## TO BE DONE
Say how many lines include the word "searches", using only a number.

(Dataset records)
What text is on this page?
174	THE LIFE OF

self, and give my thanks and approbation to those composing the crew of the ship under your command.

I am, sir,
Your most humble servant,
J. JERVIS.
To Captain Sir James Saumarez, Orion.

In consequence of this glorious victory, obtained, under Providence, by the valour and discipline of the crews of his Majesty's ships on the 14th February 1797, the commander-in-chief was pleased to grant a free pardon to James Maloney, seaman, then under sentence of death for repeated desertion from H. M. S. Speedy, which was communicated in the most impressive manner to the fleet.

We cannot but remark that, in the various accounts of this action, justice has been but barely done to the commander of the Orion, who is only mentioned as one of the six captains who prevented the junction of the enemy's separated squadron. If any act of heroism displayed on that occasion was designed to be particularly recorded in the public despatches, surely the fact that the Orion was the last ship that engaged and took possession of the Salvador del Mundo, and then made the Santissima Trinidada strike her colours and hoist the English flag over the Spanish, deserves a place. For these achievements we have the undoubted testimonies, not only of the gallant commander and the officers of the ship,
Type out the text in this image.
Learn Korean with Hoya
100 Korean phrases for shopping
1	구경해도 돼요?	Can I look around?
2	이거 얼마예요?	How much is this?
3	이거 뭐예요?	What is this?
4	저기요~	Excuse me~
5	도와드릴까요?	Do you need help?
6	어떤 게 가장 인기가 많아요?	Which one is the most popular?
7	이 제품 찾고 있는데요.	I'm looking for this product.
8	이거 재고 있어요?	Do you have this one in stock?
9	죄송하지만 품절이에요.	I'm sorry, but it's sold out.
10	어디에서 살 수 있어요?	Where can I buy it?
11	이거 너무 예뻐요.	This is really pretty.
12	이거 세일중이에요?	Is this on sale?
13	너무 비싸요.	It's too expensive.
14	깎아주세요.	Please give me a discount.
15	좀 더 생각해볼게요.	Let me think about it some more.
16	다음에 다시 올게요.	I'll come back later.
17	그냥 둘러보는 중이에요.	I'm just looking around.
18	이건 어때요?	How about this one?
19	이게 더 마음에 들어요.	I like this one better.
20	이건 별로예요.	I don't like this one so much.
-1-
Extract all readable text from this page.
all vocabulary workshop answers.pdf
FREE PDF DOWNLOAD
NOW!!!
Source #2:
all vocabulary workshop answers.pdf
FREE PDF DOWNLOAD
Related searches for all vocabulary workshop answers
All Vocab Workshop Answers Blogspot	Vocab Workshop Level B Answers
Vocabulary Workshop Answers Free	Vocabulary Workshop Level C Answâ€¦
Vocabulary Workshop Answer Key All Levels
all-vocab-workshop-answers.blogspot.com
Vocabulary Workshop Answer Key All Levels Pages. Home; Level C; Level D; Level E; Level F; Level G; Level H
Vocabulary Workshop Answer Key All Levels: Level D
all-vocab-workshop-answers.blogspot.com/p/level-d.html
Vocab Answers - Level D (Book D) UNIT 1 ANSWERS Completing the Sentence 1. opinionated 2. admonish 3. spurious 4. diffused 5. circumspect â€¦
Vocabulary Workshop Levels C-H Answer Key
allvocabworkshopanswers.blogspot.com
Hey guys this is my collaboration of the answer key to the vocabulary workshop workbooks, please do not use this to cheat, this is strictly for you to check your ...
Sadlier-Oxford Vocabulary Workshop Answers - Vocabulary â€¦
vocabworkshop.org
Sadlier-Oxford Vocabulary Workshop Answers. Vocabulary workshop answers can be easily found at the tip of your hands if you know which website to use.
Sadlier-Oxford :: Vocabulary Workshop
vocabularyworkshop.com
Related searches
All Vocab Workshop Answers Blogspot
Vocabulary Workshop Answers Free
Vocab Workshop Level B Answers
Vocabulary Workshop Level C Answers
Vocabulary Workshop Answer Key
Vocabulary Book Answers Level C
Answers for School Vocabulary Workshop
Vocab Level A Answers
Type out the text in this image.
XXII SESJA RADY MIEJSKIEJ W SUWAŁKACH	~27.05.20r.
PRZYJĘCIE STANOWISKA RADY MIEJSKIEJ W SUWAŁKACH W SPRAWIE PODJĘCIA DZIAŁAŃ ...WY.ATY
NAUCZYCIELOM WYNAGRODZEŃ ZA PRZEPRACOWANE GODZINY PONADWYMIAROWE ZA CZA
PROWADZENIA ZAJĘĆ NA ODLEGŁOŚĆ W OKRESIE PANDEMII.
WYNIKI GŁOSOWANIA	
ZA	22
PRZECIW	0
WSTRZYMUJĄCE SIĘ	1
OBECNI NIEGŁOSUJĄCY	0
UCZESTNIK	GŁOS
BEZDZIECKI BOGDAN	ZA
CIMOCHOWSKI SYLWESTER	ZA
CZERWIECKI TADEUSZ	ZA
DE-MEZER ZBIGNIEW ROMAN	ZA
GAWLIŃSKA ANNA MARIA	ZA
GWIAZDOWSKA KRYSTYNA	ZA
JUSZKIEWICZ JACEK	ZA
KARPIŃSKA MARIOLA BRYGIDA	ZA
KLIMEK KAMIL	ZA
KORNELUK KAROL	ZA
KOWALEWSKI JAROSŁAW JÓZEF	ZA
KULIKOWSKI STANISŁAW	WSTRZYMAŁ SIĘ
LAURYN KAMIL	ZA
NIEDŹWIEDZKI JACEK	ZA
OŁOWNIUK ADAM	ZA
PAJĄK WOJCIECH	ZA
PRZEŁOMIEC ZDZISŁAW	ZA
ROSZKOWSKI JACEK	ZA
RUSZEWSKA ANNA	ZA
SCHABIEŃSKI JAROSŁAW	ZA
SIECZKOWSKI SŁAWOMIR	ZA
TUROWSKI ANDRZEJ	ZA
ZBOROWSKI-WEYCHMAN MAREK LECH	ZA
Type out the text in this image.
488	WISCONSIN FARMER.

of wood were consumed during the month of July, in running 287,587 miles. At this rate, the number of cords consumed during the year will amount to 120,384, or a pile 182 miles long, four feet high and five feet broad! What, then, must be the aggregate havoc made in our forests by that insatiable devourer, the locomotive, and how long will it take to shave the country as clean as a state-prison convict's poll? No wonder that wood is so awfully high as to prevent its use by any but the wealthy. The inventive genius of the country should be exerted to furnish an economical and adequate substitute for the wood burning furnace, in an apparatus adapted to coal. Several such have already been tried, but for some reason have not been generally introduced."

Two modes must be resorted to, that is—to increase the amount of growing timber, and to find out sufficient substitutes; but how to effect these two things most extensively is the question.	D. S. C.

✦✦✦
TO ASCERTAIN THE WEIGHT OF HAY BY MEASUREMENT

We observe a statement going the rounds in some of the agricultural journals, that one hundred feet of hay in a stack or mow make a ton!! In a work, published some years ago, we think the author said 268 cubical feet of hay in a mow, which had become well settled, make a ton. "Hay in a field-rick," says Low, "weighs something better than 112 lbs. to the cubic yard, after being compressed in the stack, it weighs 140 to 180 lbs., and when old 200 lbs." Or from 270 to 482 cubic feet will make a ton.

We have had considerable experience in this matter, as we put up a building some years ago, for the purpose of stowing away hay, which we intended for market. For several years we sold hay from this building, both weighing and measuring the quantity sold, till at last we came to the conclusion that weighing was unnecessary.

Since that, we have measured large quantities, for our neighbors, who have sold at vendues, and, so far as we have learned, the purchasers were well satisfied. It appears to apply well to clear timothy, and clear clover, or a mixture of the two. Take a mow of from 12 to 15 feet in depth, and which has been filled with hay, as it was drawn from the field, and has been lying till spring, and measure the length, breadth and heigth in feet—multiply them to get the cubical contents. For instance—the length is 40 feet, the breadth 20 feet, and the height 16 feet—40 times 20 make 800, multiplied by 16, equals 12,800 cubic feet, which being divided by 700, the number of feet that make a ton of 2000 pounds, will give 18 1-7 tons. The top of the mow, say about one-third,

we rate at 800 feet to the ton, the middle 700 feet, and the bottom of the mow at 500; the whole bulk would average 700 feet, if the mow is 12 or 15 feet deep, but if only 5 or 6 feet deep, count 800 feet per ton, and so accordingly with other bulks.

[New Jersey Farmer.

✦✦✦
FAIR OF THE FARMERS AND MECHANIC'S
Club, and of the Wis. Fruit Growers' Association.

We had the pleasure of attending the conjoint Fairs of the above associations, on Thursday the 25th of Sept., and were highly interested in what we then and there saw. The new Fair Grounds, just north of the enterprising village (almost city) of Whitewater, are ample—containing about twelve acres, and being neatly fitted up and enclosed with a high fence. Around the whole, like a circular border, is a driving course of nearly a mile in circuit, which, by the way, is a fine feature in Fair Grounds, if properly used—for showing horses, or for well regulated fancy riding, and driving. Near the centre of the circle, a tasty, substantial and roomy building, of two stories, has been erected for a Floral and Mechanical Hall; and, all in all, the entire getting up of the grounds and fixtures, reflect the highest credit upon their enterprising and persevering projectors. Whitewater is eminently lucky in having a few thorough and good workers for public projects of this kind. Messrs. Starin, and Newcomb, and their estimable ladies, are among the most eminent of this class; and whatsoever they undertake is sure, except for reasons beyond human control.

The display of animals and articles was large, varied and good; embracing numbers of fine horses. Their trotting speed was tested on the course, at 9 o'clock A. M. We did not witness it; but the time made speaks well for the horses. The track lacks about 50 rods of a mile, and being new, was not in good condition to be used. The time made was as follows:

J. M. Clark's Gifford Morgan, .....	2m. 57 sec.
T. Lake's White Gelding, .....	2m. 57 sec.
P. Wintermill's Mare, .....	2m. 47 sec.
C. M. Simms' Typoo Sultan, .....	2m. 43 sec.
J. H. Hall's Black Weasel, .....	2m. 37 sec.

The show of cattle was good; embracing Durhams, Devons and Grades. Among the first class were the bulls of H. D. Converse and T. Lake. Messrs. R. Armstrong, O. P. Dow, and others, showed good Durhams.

## SOLUTION
2